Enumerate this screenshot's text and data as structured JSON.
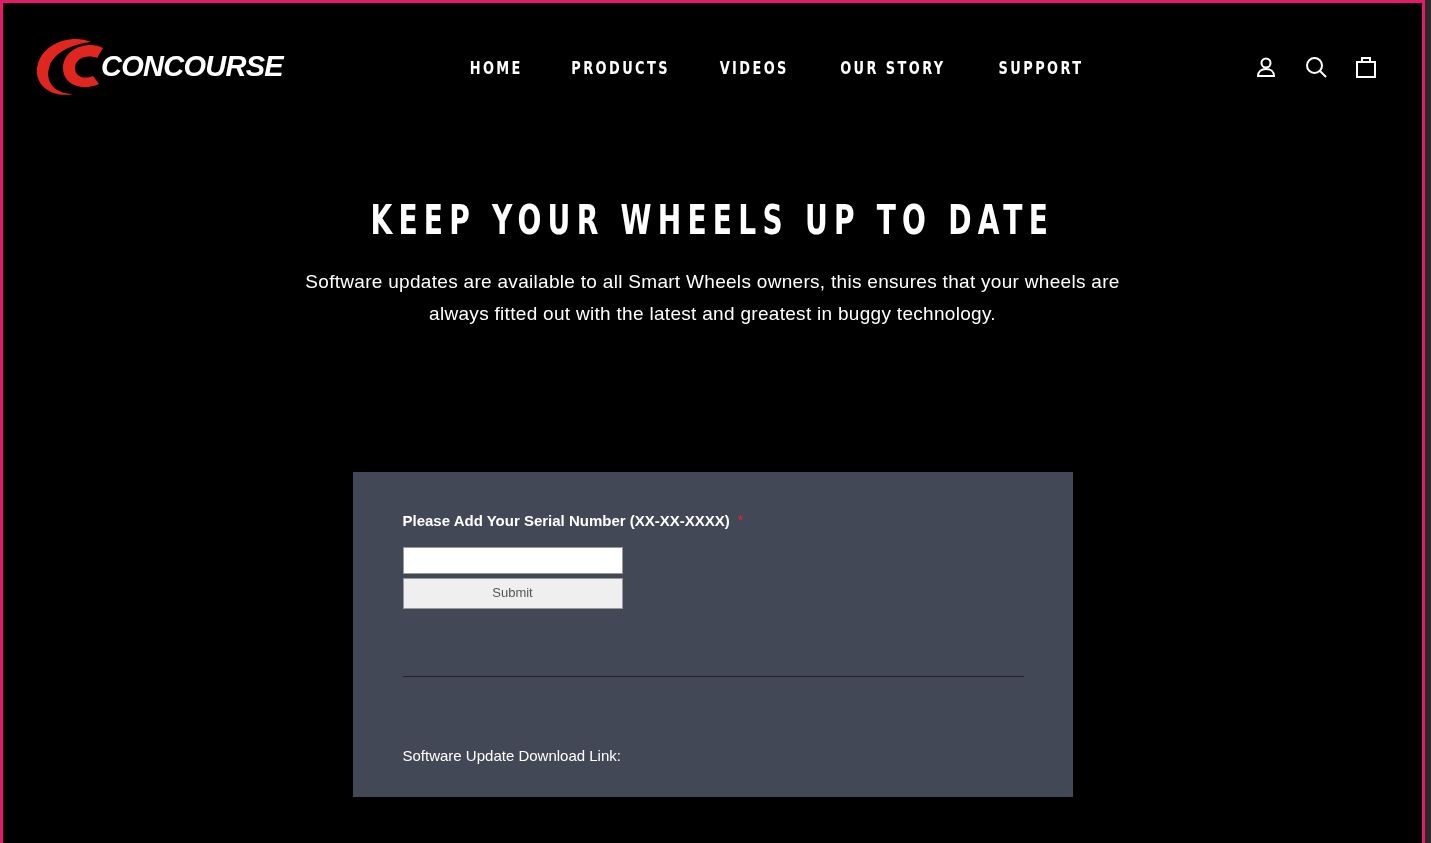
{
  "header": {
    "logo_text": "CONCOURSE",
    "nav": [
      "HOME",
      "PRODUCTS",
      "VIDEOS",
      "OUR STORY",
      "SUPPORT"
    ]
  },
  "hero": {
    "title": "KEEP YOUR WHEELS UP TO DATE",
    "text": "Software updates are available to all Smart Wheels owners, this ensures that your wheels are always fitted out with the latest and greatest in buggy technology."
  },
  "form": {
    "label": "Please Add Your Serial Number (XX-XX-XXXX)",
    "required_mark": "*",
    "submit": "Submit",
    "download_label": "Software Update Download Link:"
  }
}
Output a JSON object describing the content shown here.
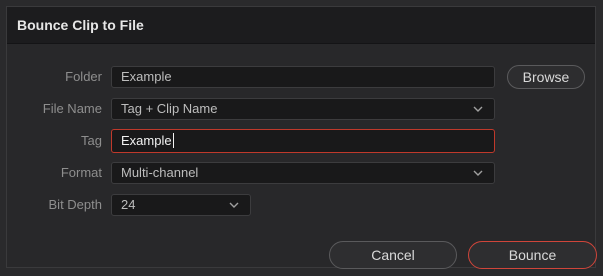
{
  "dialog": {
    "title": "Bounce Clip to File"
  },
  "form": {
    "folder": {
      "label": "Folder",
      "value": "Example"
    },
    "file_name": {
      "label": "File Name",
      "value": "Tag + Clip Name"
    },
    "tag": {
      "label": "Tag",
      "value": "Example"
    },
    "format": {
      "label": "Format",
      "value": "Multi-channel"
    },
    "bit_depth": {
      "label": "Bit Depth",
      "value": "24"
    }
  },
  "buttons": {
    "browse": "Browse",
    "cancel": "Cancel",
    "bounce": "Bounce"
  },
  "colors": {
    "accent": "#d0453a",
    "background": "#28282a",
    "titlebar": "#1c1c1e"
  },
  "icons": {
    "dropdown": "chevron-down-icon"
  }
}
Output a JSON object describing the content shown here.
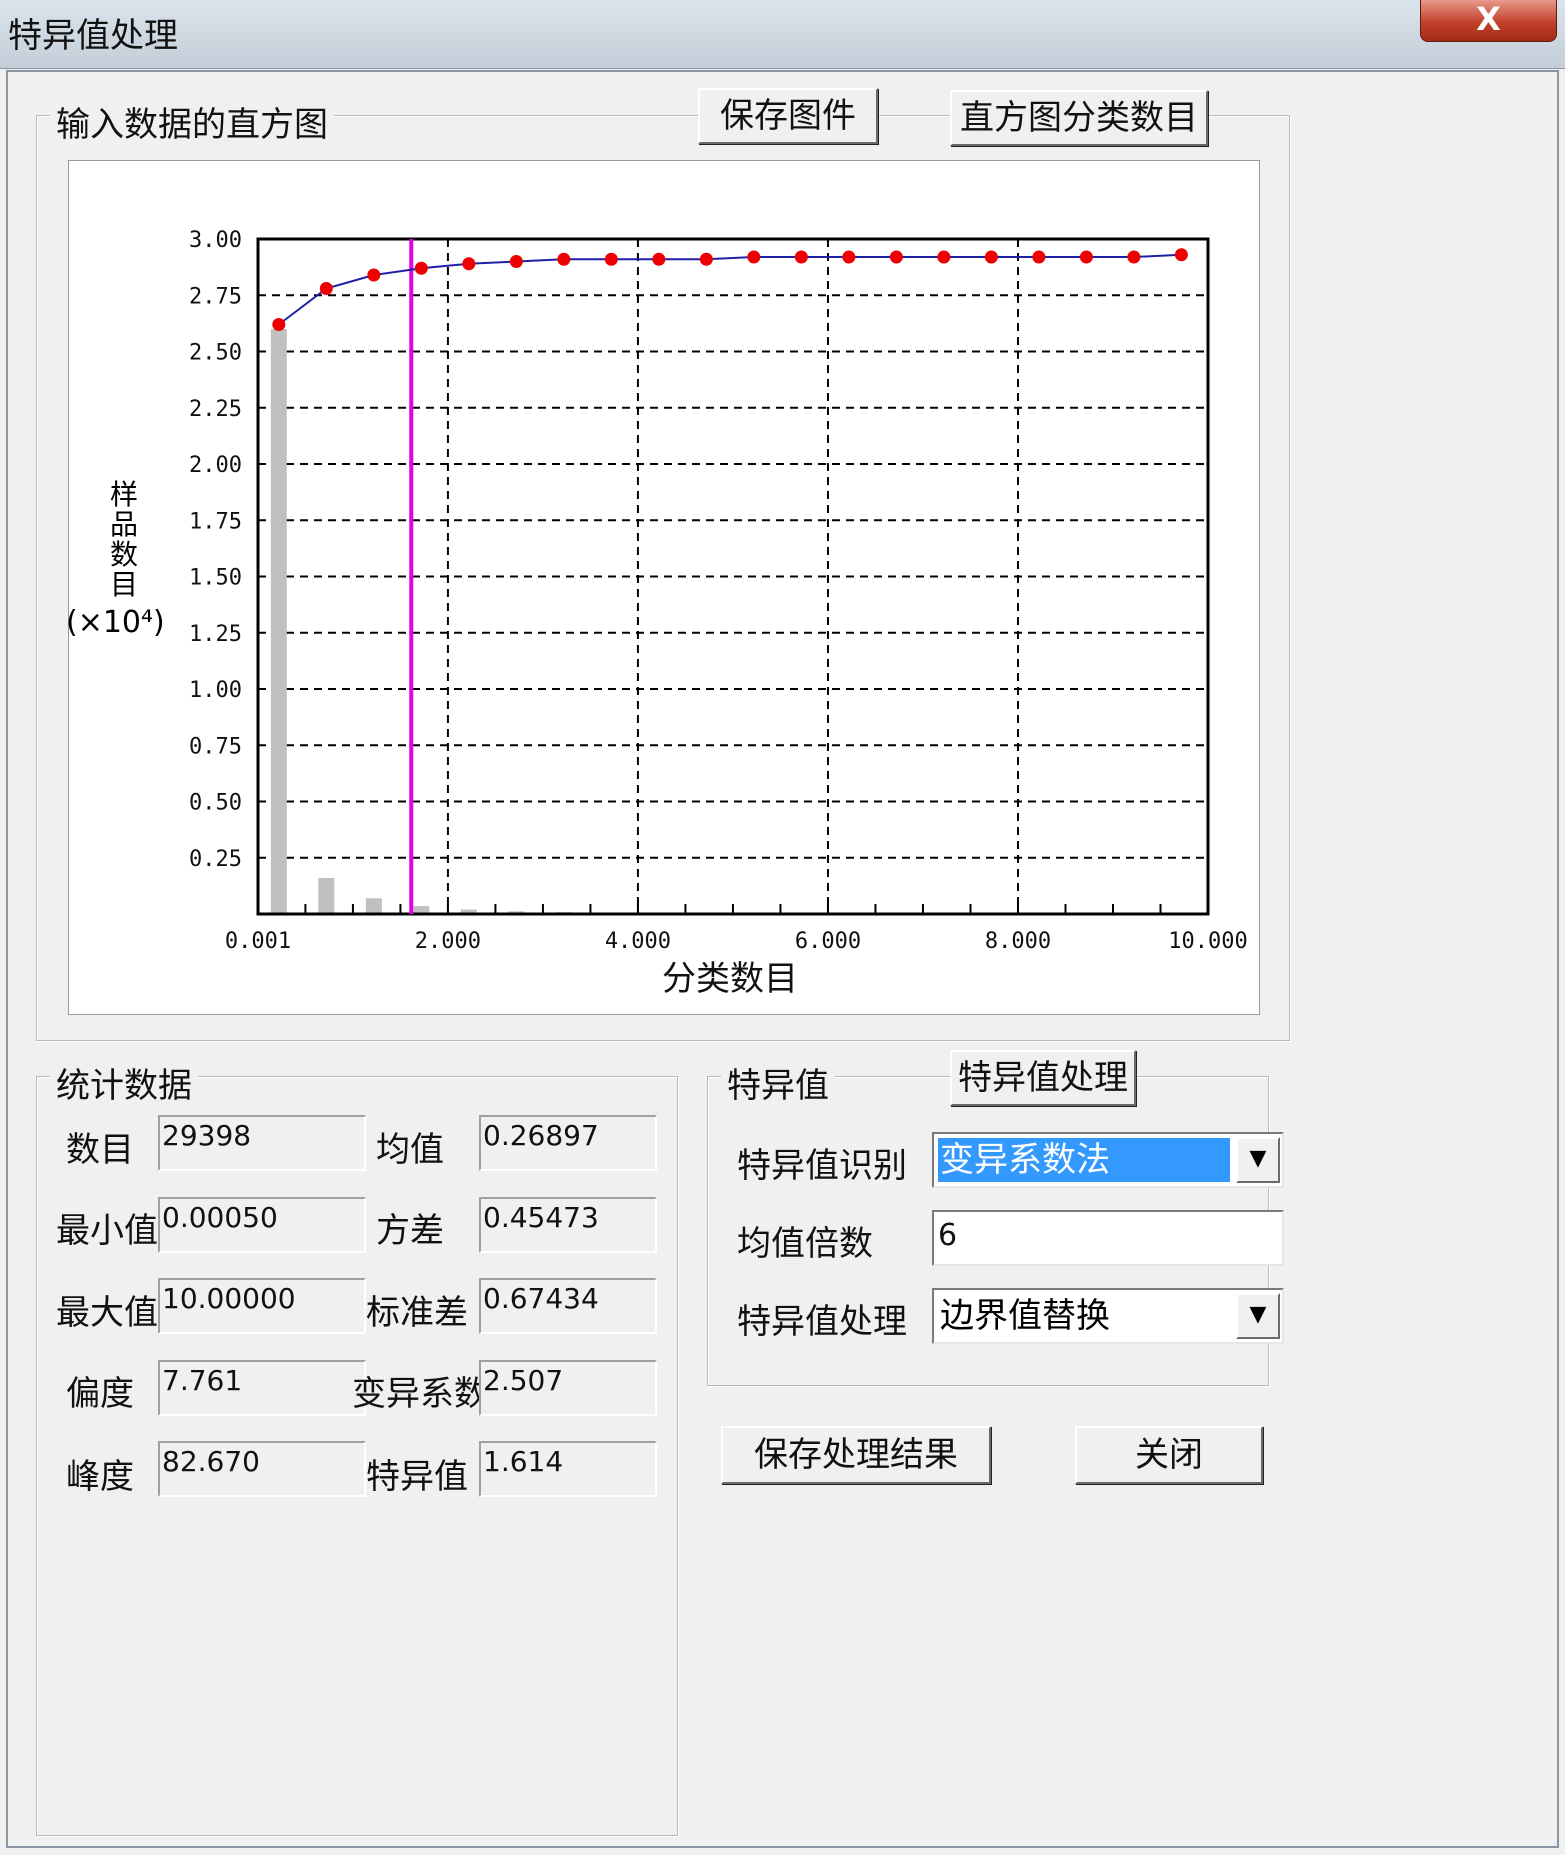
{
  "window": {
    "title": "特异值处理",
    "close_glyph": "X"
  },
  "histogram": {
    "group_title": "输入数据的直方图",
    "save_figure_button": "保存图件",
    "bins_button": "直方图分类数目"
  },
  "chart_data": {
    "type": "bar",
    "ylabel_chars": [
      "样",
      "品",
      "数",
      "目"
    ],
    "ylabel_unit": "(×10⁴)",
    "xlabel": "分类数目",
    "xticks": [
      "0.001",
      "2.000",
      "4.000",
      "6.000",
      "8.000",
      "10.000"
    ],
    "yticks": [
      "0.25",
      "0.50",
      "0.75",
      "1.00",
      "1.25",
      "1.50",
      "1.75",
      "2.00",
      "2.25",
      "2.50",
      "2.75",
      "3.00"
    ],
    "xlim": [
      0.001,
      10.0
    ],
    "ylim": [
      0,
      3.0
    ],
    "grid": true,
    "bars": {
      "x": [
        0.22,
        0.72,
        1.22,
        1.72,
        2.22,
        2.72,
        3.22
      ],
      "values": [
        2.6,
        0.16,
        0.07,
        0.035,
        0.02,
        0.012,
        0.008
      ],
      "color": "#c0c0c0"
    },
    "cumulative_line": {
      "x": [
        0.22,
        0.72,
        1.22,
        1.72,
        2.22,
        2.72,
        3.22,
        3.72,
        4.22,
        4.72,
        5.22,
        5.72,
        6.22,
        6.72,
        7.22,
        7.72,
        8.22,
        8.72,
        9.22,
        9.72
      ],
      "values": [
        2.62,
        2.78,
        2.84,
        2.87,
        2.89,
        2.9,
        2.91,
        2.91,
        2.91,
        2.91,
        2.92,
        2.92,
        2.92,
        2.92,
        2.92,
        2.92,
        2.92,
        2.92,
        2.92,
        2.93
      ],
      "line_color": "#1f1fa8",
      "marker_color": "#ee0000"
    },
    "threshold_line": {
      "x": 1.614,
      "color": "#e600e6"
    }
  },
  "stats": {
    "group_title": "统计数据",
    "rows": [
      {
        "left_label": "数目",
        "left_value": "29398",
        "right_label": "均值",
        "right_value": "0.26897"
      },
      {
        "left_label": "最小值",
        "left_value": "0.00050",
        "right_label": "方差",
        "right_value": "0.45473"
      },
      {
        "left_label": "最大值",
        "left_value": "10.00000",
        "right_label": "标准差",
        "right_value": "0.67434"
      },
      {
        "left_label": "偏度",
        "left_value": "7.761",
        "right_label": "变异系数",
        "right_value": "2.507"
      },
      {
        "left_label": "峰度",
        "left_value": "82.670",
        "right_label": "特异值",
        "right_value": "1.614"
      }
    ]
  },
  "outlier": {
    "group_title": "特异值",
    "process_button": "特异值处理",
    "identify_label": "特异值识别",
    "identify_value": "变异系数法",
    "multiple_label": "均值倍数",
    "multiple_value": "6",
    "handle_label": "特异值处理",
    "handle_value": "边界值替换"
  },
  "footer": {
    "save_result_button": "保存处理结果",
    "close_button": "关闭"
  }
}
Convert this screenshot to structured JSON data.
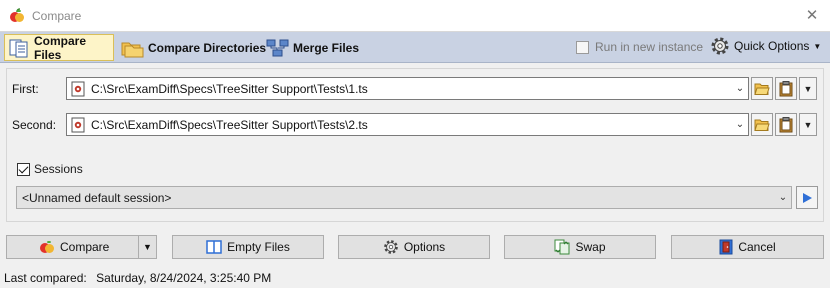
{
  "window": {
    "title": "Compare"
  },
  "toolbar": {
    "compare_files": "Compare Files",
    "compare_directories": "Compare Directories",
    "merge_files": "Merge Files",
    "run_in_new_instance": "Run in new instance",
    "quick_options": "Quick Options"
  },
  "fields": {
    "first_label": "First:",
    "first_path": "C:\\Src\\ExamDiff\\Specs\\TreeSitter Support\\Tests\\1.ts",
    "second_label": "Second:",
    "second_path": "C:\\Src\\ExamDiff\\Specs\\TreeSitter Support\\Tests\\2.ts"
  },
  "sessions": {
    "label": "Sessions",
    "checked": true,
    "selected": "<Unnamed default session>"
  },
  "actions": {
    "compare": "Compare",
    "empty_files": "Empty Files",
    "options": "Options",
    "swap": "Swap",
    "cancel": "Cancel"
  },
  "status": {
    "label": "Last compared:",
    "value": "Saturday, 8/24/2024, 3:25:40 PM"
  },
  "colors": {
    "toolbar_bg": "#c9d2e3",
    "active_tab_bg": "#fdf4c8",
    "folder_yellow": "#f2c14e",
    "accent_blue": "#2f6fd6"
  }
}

======

TASK TO CARRY OUT :: Copy every line of the listing that contains the word "ExamDiff".

OUTPUT OF THE EXERCISE ::
    "first_path": "C:\\Src\\ExamDiff\\Specs\\TreeSitter Support\\Tests\\1.ts",
    "second_path": "C:\\Src\\ExamDiff\\Specs\\TreeSitter Support\\Tests\\2.ts"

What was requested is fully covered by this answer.